Would you repeat the whole listing exactly?

━━━

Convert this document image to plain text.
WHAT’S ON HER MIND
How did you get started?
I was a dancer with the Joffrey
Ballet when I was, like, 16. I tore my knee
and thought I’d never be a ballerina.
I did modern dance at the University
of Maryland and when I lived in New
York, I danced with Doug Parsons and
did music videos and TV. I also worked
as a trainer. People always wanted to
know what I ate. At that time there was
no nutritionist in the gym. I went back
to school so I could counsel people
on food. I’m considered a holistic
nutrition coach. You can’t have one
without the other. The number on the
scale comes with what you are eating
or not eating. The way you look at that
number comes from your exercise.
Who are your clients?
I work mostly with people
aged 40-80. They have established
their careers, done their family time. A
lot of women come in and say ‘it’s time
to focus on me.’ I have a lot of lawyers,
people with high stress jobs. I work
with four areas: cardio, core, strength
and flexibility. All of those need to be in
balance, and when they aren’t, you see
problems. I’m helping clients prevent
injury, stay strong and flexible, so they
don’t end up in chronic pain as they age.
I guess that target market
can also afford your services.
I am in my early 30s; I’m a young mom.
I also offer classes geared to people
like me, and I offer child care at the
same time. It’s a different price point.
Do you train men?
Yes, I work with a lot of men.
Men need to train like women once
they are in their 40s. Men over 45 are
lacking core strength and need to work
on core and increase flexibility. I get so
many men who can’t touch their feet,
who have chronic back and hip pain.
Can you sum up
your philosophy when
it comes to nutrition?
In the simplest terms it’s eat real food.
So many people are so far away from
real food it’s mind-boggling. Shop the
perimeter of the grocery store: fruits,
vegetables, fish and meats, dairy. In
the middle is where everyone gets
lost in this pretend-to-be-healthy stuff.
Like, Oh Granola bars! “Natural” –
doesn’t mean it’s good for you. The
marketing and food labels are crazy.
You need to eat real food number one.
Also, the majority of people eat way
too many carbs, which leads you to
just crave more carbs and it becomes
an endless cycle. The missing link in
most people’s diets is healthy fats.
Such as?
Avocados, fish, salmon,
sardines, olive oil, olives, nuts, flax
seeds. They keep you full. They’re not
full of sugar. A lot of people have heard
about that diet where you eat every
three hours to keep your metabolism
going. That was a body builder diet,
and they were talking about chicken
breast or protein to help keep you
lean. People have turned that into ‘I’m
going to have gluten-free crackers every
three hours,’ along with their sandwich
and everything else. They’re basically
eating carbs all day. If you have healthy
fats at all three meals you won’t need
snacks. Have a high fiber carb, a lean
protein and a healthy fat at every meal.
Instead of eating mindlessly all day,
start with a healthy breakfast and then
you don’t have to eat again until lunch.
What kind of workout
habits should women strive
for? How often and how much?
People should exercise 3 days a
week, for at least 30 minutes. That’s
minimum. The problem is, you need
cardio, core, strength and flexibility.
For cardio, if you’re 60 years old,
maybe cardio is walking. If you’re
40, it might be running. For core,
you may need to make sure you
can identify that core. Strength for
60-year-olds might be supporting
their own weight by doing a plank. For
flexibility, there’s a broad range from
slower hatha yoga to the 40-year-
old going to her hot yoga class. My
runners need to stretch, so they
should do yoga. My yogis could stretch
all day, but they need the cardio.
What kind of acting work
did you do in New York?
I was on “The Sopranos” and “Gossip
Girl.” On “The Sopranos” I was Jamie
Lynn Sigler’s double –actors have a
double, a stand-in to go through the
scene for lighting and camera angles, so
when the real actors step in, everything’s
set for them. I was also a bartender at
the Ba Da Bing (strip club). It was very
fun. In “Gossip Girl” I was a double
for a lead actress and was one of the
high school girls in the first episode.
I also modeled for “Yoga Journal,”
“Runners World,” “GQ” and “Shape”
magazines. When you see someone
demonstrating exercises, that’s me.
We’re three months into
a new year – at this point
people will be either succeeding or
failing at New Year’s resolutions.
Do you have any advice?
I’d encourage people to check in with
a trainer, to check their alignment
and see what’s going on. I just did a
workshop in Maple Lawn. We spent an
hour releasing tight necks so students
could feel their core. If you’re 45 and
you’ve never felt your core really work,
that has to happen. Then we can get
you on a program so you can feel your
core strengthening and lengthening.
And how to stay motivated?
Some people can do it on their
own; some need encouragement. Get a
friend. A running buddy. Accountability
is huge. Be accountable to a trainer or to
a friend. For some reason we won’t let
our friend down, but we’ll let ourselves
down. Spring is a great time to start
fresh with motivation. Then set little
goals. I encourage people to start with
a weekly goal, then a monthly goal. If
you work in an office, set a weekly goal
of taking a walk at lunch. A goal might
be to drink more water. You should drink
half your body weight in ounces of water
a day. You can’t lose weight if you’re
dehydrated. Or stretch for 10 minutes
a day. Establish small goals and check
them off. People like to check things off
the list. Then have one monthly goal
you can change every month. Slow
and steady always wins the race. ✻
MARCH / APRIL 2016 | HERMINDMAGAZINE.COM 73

━━━

§ SOLUTION FOR THIS PROBLEM:
Convert this document image to plain text.
WHAT’S ON HER MIND
How did you get started?
I was a dancer with the Joffrey
Ballet when I was, like, 16. I tore my knee
and thought I’d never be a ballerina.
I did modern dance at the University
of Maryland and when I lived in New
York, I danced with Doug Parsons and
did music videos and TV. I also worked
as a trainer. People always wanted to
know what I ate. At that time there was
no nutritionist in the gym. I went back
to school so I could counsel people
on food. I’m considered a holistic
nutrition coach. You can’t have one
without the other. The number on the
scale comes with what you are eating
or not eating. The way you look at that
number comes from your exercise.
Who are your clients?
I work mostly with people
aged 40-80. They have established
their careers, done their family time. A
lot of women come in and say ‘it’s time
to focus on me.’ I have a lot of lawyers,
people with high stress jobs. I work
with four areas: cardio, core, strength
and flexibility. All of those need to be in
balance, and when they aren’t, you see
problems. I’m helping clients prevent
injury, stay strong and flexible, so they
don’t end up in chronic pain as they age.
I guess that target market
can also afford your services.
I am in my early 30s; I’m a young mom.
I also offer classes geared to people
like me, and I offer child care at the
same time. It’s a different price point.
Do you train men?
Yes, I work with a lot of men.
Men need to train like women once
they are in their 40s. Men over 45 are
lacking core strength and need to work
on core and increase flexibility. I get so
many men who can’t touch their feet,
who have chronic back and hip pain.
Can you sum up
your philosophy when
it comes to nutrition?
In the simplest terms it’s eat real food.
So many people are so far away from
real food it’s mind-boggling. Shop the
perimeter of the grocery store: fruits,
vegetables, fish and meats, dairy. In
the middle is where everyone gets
lost in this pretend-to-be-healthy stuff.
Like, Oh Granola bars! “Natural” –
doesn’t mean it’s good for you. The
marketing and food labels are crazy.
You need to eat real food number one.
Also, the majority of people eat way
too many carbs, which leads you to
just crave more carbs and it becomes
an endless cycle. The missing link in
most people’s diets is healthy fats.
Such as?
Avocados, fish, salmon,
sardines, olive oil, olives, nuts, flax
seeds. They keep you full. They’re not
full of sugar. A lot of people have heard
about that diet where you eat every
three hours to keep your metabolism
going. That was a body builder diet,
and they were talking about chicken
breast or protein to help keep you
lean. People have turned that into ‘I’m
going to have gluten-free crackers every
three hours,’ along with their sandwich
and everything else. They’re basically
eating carbs all day. If you have healthy
fats at all three meals you won’t need
snacks. Have a high fiber carb, a lean
protein and a healthy fat at every meal.
Instead of eating mindlessly all day,
start with a healthy breakfast and then
you don’t have to eat again until lunch.
What kind of workout
habits should women strive
for? How often and how much?
People should exercise 3 days a
week, for at least 30 minutes. That’s
minimum. The problem is, you need
cardio, core, strength and flexibility.
For cardio, if you’re 60 years old,
maybe cardio is walking. If you’re
40, it might be running. For core,
you may need to make sure you
can identify that core. Strength for
60-year-olds might be supporting
their own weight by doing a plank. For
flexibility, there’s a broad range from
slower hatha yoga to the 40-year-
old going to her hot yoga class. My
runners need to stretch, so they
should do yoga. My yogis could stretch
all day, but they need the cardio.
What kind of acting work
did you do in New York?
I was on “The Sopranos” and “Gossip
Girl.” On “The Sopranos” I was Jamie
Lynn Sigler’s double –actors have a
double, a stand-in to go through the
scene for lighting and camera angles, so
when the real actors step in, everything’s
set for them. I was also a bartender at
the Ba Da Bing (strip club). It was very
fun. In “Gossip Girl” I was a double
for a lead actress and was one of the
high school girls in the first episode.
I also modeled for “Yoga Journal,”
“Runners World,” “GQ” and “Shape”
magazines. When you see someone
demonstrating exercises, that’s me.
We’re three months into
a new year – at this point
people will be either succeeding or
failing at New Year’s resolutions.
Do you have any advice?
I’d encourage people to check in with
a trainer, to check their alignment
and see what’s going on. I just did a
workshop in Maple Lawn. We spent an
hour releasing tight necks so students
could feel their core. If you’re 45 and
you’ve never felt your core really work,
that has to happen. Then we can get
you on a program so you can feel your
core strengthening and lengthening.
And how to stay motivated?
Some people can do it on their
own; some need encouragement. Get a
friend. A running buddy. Accountability
is huge. Be accountable to a trainer or to
a friend. For some reason we won’t let
our friend down, but we’ll let ourselves
down. Spring is a great time to start
fresh with motivation. Then set little
goals. I encourage people to start with
a weekly goal, then a monthly goal. If
you work in an office, set a weekly goal
of taking a walk at lunch. A goal might
be to drink more water. You should drink
half your body weight in ounces of water
a day. You can’t lose weight if you’re
dehydrated. Or stretch for 10 minutes
a day. Establish small goals and check
them off. People like to check things off
the list. Then have one monthly goal
you can change every month. Slow
and steady always wins the race. ✻
MARCH / APRIL 2016 | HERMINDMAGAZINE.COM 73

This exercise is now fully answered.